> EXERCISE DETAILS: Return each line containing "this".

> DATA SHOWN:
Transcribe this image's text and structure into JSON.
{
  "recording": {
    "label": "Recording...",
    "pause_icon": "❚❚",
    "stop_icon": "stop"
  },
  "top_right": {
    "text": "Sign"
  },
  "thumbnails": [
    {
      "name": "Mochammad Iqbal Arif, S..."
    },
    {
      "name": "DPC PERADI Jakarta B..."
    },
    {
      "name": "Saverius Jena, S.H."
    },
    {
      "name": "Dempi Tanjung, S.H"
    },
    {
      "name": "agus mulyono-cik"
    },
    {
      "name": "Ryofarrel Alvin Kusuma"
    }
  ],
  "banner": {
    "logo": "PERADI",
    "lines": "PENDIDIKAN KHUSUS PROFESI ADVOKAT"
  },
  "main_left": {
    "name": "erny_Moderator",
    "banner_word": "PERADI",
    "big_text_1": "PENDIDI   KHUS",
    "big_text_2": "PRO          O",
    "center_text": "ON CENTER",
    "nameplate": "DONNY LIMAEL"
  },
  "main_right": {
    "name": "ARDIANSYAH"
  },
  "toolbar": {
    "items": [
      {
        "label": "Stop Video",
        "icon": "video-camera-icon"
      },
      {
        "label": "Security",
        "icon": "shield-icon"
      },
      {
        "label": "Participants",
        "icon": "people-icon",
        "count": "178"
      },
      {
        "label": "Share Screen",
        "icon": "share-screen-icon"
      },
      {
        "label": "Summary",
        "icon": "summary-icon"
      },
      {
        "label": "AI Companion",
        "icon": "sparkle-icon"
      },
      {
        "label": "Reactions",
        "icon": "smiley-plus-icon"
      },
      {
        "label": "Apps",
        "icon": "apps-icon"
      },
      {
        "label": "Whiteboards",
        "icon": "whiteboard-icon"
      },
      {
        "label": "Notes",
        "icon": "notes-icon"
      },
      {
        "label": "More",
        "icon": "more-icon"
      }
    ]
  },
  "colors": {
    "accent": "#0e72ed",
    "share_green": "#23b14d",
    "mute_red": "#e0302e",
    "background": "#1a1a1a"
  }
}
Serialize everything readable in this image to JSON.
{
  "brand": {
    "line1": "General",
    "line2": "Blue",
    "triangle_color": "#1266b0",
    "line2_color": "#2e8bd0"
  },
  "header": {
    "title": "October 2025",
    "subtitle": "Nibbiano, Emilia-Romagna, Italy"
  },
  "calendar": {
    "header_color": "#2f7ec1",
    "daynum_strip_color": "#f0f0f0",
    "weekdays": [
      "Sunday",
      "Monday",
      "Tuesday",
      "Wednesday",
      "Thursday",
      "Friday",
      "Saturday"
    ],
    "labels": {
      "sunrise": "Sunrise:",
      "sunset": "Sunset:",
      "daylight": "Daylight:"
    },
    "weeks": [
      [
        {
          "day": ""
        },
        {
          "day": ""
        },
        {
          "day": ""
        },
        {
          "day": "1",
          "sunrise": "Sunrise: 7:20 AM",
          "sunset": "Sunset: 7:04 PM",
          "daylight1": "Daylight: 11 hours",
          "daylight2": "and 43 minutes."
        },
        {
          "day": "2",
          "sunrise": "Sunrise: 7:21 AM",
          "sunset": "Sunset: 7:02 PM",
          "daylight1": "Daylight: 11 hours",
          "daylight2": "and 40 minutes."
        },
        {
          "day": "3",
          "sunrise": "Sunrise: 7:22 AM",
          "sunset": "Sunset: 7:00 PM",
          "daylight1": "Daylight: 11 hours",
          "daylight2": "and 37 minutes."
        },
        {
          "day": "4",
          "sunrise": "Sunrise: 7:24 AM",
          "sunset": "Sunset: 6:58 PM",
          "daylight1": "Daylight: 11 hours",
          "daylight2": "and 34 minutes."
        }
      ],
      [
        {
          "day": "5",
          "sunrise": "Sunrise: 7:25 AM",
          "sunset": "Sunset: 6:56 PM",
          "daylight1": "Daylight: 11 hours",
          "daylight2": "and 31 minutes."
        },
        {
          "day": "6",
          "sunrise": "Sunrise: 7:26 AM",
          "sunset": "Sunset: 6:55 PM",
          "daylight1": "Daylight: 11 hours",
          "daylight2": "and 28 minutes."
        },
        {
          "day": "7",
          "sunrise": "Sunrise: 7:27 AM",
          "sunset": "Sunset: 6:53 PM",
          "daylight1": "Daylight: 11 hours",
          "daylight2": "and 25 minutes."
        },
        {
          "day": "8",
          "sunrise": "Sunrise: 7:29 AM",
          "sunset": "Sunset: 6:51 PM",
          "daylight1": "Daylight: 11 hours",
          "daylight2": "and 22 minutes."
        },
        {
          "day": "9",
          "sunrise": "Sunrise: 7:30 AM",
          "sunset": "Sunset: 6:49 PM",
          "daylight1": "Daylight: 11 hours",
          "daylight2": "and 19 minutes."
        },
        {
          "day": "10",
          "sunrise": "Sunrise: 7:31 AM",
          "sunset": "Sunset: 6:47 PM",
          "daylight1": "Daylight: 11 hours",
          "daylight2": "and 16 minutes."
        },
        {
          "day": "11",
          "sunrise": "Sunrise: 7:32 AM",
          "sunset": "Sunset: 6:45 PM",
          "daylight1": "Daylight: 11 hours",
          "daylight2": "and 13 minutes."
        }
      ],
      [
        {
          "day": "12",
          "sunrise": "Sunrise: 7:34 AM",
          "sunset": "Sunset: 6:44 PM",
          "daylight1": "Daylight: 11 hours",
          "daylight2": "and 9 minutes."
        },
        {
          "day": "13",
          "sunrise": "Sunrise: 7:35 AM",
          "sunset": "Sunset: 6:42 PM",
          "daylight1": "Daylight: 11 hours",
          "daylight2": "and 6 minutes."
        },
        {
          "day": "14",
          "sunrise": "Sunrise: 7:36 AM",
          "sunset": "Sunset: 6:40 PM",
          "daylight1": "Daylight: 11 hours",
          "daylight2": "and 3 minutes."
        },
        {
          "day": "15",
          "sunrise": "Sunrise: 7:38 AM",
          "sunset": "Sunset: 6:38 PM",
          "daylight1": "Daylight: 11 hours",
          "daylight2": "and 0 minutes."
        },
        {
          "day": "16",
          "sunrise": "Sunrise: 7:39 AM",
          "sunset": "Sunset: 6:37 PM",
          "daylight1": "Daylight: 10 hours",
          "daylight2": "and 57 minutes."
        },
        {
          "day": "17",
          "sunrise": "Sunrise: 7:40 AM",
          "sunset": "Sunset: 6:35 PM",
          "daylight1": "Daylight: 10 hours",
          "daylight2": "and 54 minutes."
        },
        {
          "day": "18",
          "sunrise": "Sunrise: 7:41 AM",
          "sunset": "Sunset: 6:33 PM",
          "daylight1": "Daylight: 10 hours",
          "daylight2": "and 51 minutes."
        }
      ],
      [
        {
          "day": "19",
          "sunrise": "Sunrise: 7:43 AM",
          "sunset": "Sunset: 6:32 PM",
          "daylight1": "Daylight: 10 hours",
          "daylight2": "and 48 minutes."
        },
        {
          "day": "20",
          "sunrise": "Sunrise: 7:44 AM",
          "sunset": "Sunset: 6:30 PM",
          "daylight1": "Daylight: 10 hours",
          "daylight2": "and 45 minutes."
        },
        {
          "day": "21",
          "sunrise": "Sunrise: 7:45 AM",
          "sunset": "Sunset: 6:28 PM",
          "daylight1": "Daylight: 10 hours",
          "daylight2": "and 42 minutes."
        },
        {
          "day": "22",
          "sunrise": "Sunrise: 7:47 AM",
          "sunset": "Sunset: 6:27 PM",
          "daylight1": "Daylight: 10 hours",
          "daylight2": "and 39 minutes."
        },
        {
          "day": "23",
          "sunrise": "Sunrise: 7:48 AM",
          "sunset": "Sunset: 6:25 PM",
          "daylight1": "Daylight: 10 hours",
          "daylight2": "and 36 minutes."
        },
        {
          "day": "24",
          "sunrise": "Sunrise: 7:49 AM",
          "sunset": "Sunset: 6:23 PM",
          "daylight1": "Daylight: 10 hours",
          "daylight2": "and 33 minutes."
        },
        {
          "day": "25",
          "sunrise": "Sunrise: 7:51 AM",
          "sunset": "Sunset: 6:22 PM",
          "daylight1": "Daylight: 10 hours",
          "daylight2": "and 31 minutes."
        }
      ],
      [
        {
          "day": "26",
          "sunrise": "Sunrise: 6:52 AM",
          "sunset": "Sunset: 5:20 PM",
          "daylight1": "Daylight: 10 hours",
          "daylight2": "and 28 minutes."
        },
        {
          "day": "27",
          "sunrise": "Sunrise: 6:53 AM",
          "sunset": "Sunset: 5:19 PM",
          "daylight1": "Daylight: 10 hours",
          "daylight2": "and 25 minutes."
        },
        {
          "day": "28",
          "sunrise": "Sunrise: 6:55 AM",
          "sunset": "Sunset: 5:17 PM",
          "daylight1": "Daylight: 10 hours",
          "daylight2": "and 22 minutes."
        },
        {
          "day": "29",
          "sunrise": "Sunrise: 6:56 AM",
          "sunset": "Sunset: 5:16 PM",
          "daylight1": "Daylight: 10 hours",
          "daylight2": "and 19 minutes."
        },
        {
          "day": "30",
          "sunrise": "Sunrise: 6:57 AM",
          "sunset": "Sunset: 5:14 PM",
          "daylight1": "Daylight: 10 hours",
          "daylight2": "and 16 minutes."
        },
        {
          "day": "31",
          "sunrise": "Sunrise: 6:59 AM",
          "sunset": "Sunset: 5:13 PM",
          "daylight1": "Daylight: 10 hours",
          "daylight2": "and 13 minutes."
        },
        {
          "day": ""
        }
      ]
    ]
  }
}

> FULL ANSWER:
Transcribe this image's text and structure into JSON.
Serialize everything readable in this image to JSON.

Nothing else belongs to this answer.